▶ _Aim of the task_:
Set the listing down unchanged, minus every embedded image.

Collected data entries
┄┄┄┄┄┄┄┄┄┄

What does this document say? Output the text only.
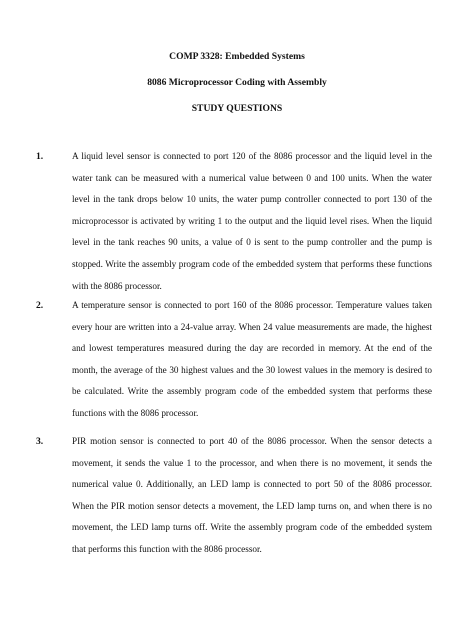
COMP 3328: Embedded Systems
8086 Microprocessor Coding with Assembly
STUDY QUESTIONS
1.	A liquid level sensor is connected to port 120 of the 8086 processor and the liquid level in the water tank can be measured with a numerical value between 0 and 100 units. When the water level in the tank drops below 10 units, the water pump controller connected to port 130 of the microprocessor is activated by writing 1 to the output and the liquid level rises. When the liquid level in the tank reaches 90 units, a value of 0 is sent to the pump controller and the pump is stopped. Write the assembly program code of the embedded system that performs these functions with the 8086 processor.
2.	A temperature sensor is connected to port 160 of the 8086 processor. Temperature values taken every hour are written into a 24-value array. When 24 value measurements are made, the highest and lowest temperatures measured during the day are recorded in memory. At the end of the month, the average of the 30 highest values and the 30 lowest values in the memory is desired to be calculated. Write the assembly program code of the embedded system that performs these functions with the 8086 processor.
3.	PIR motion sensor is connected to port 40 of the 8086 processor. When the sensor detects a movement, it sends the value 1 to the processor, and when there is no movement, it sends the numerical value 0. Additionally, an LED lamp is connected to port 50 of the 8086 processor. When the PIR motion sensor detects a movement, the LED lamp turns on, and when there is no movement, the LED lamp turns off. Write the assembly program code of the embedded system that performs this function with the 8086 processor.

┄┄┄┄┄┄┄┄┄┄

▶ _Task solution_:
What does this document say? Output the text only.
COMP 3328: Embedded Systems
8086 Microprocessor Coding with Assembly
STUDY QUESTIONS
1.	A liquid level sensor is connected to port 120 of the 8086 processor and the liquid level in the water tank can be measured with a numerical value between 0 and 100 units. When the water level in the tank drops below 10 units, the water pump controller connected to port 130 of the microprocessor is activated by writing 1 to the output and the liquid level rises. When the liquid level in the tank reaches 90 units, a value of 0 is sent to the pump controller and the pump is stopped. Write the assembly program code of the embedded system that performs these functions with the 8086 processor.
2.	A temperature sensor is connected to port 160 of the 8086 processor. Temperature values taken every hour are written into a 24-value array. When 24 value measurements are made, the highest and lowest temperatures measured during the day are recorded in memory. At the end of the month, the average of the 30 highest values and the 30 lowest values in the memory is desired to be calculated. Write the assembly program code of the embedded system that performs these functions with the 8086 processor.
3.	PIR motion sensor is connected to port 40 of the 8086 processor. When the sensor detects a movement, it sends the value 1 to the processor, and when there is no movement, it sends the numerical value 0. Additionally, an LED lamp is connected to port 50 of the 8086 processor. When the PIR motion sensor detects a movement, the LED lamp turns on, and when there is no movement, the LED lamp turns off. Write the assembly program code of the embedded system that performs this function with the 8086 processor.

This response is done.